Copy out each line exactly; pictures stay out of the copy.
-- Begin MATERIALS PROVIDED --
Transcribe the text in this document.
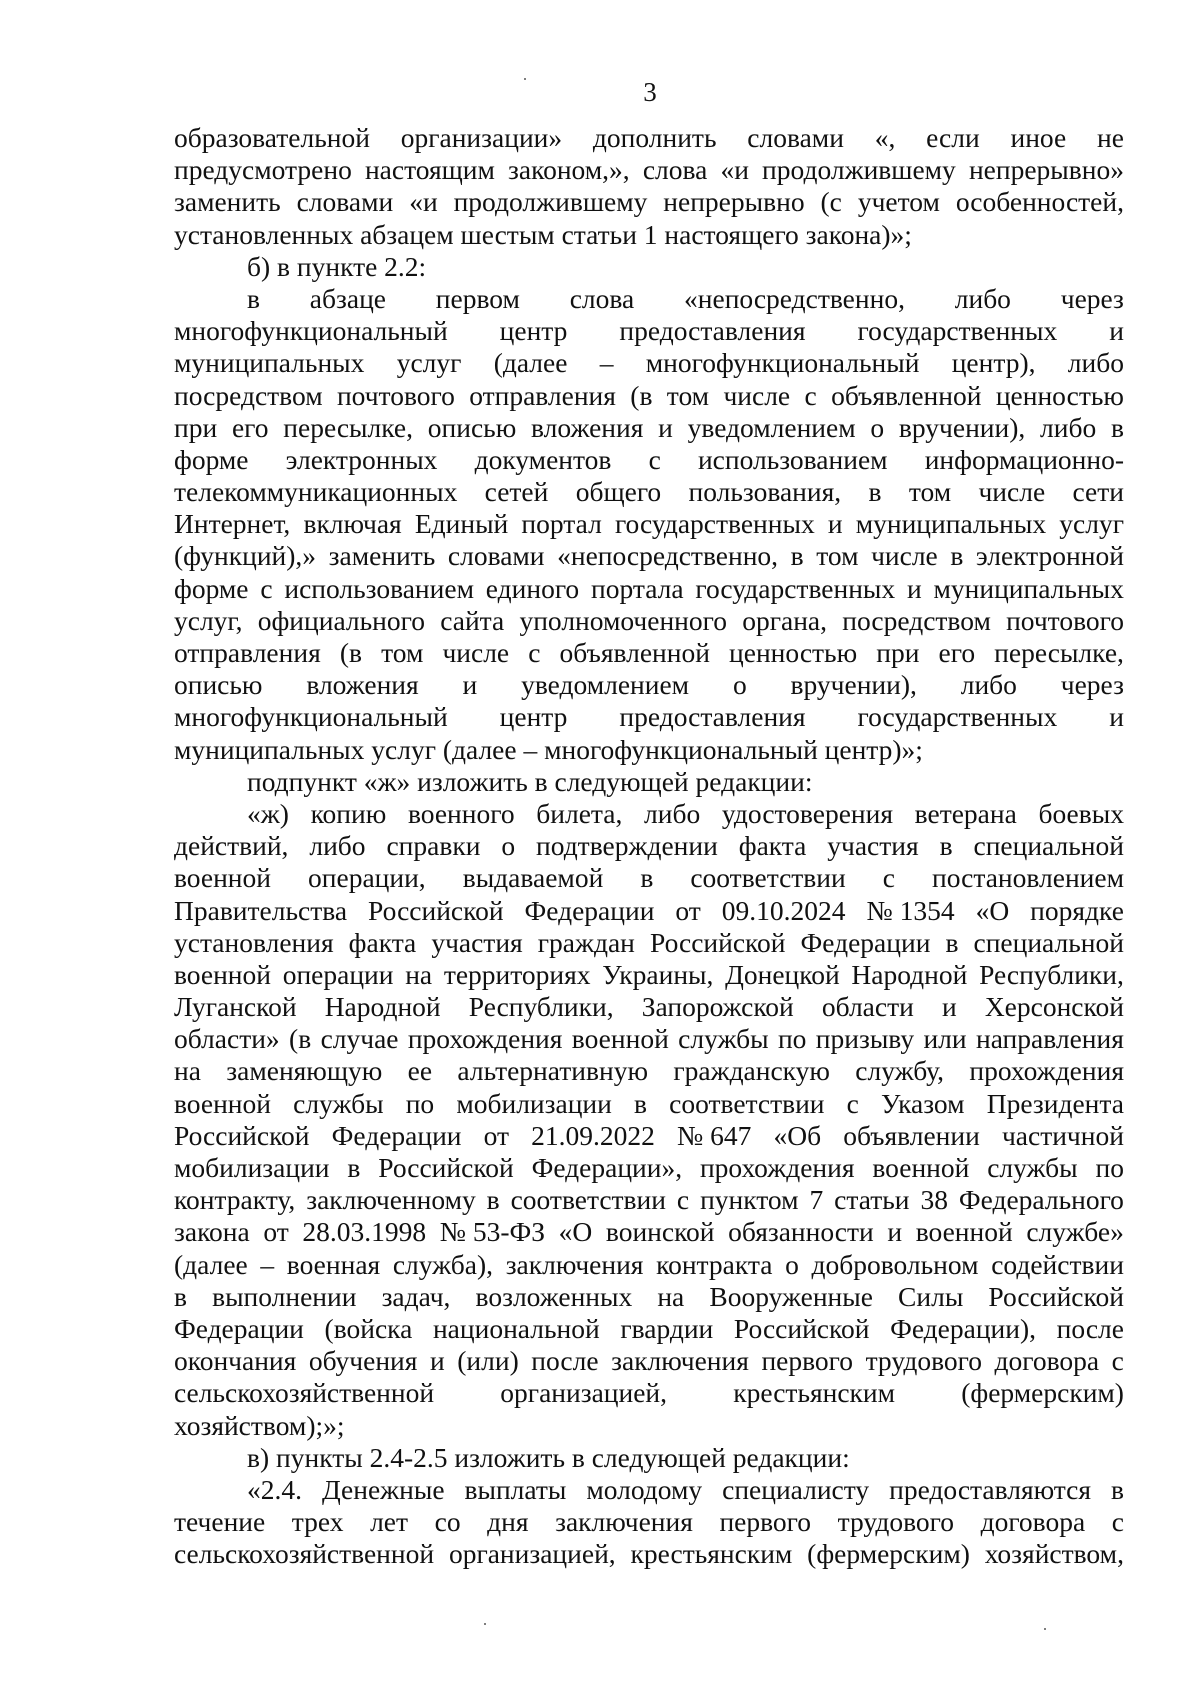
3
образовательной организации» дополнить словами «, если иное не
предусмотрено настоящим законом,», слова «и продолжившему непрерывно»
заменить словами «и продолжившему непрерывно (с учетом особенностей,
установленных абзацем шестым статьи 1 настоящего закона)»;
б) в пункте 2.2:
в абзаце первом слова «непосредственно, либо через
многофункциональный центр предоставления государственных и
муниципальных услуг (далее – многофункциональный центр), либо
посредством почтового отправления (в том числе с объявленной ценностью
при его пересылке, описью вложения и уведомлением о вручении), либо в
форме электронных документов с использованием информационно-
телекоммуникационных сетей общего пользования, в том числе сети
Интернет, включая Единый портал государственных и муниципальных услуг
(функций),» заменить словами «непосредственно, в том числе в электронной
форме с использованием единого портала государственных и муниципальных
услуг, официального сайта уполномоченного органа, посредством почтового
отправления (в том числе с объявленной ценностью при его пересылке,
описью вложения и уведомлением о вручении), либо через
многофункциональный центр предоставления государственных и
муниципальных услуг (далее – многофункциональный центр)»;
подпункт «ж» изложить в следующей редакции:
«ж) копию военного билета, либо удостоверения ветерана боевых
действий, либо справки о подтверждении факта участия в специальной
военной операции, выдаваемой в соответствии с постановлением
Правительства Российской Федерации от 09.10.2024 № 1354 «О порядке
установления факта участия граждан Российской Федерации в специальной
военной операции на территориях Украины, Донецкой Народной Республики,
Луганской Народной Республики, Запорожской области и Херсонской
области» (в случае прохождения военной службы по призыву или направления
на заменяющую ее альтернативную гражданскую службу, прохождения
военной службы по мобилизации в соответствии с Указом Президента
Российской Федерации от 21.09.2022 № 647 «Об объявлении частичной
мобилизации в Российской Федерации», прохождения военной службы по
контракту, заключенному в соответствии с пунктом 7 статьи 38 Федерального
закона от 28.03.1998 № 53-ФЗ «О воинской обязанности и военной службе»
(далее – военная служба), заключения контракта о добровольном содействии
в выполнении задач, возложенных на Вооруженные Силы Российской
Федерации (войска национальной гвардии Российской Федерации), после
окончания обучения и (или) после заключения первого трудового договора с
сельскохозяйственной организацией, крестьянским (фермерским)
хозяйством);»;
в) пункты 2.4-2.5 изложить в следующей редакции:
«2.4. Денежные выплаты молодому специалисту предоставляются в
течение трех лет со дня заключения первого трудового договора с
сельскохозяйственной организацией, крестьянским (фермерским) хозяйством,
-- End MATERIALS PROVIDED --
#### RESULT:
Transcribe the text in this document.
3
образовательной организации» дополнить словами «, если иное не
предусмотрено настоящим законом,», слова «и продолжившему непрерывно»
заменить словами «и продолжившему непрерывно (с учетом особенностей,
установленных абзацем шестым статьи 1 настоящего закона)»;
б) в пункте 2.2:
в абзаце первом слова «непосредственно, либо через
многофункциональный центр предоставления государственных и
муниципальных услуг (далее – многофункциональный центр), либо
посредством почтового отправления (в том числе с объявленной ценностью
при его пересылке, описью вложения и уведомлением о вручении), либо в
форме электронных документов с использованием информационно-
телекоммуникационных сетей общего пользования, в том числе сети
Интернет, включая Единый портал государственных и муниципальных услуг
(функций),» заменить словами «непосредственно, в том числе в электронной
форме с использованием единого портала государственных и муниципальных
услуг, официального сайта уполномоченного органа, посредством почтового
отправления (в том числе с объявленной ценностью при его пересылке,
описью вложения и уведомлением о вручении), либо через
многофункциональный центр предоставления государственных и
муниципальных услуг (далее – многофункциональный центр)»;
подпункт «ж» изложить в следующей редакции:
«ж) копию военного билета, либо удостоверения ветерана боевых
действий, либо справки о подтверждении факта участия в специальной
военной операции, выдаваемой в соответствии с постановлением
Правительства Российской Федерации от 09.10.2024 № 1354 «О порядке
установления факта участия граждан Российской Федерации в специальной
военной операции на территориях Украины, Донецкой Народной Республики,
Луганской Народной Республики, Запорожской области и Херсонской
области» (в случае прохождения военной службы по призыву или направления
на заменяющую ее альтернативную гражданскую службу, прохождения
военной службы по мобилизации в соответствии с Указом Президента
Российской Федерации от 21.09.2022 № 647 «Об объявлении частичной
мобилизации в Российской Федерации», прохождения военной службы по
контракту, заключенному в соответствии с пунктом 7 статьи 38 Федерального
закона от 28.03.1998 № 53-ФЗ «О воинской обязанности и военной службе»
(далее – военная служба), заключения контракта о добровольном содействии
в выполнении задач, возложенных на Вооруженные Силы Российской
Федерации (войска национальной гвардии Российской Федерации), после
окончания обучения и (или) после заключения первого трудового договора с
сельскохозяйственной организацией, крестьянским (фермерским)
хозяйством);»;
в) пункты 2.4-2.5 изложить в следующей редакции:
«2.4. Денежные выплаты молодому специалисту предоставляются в
течение трех лет со дня заключения первого трудового договора с
сельскохозяйственной организацией, крестьянским (фермерским) хозяйством,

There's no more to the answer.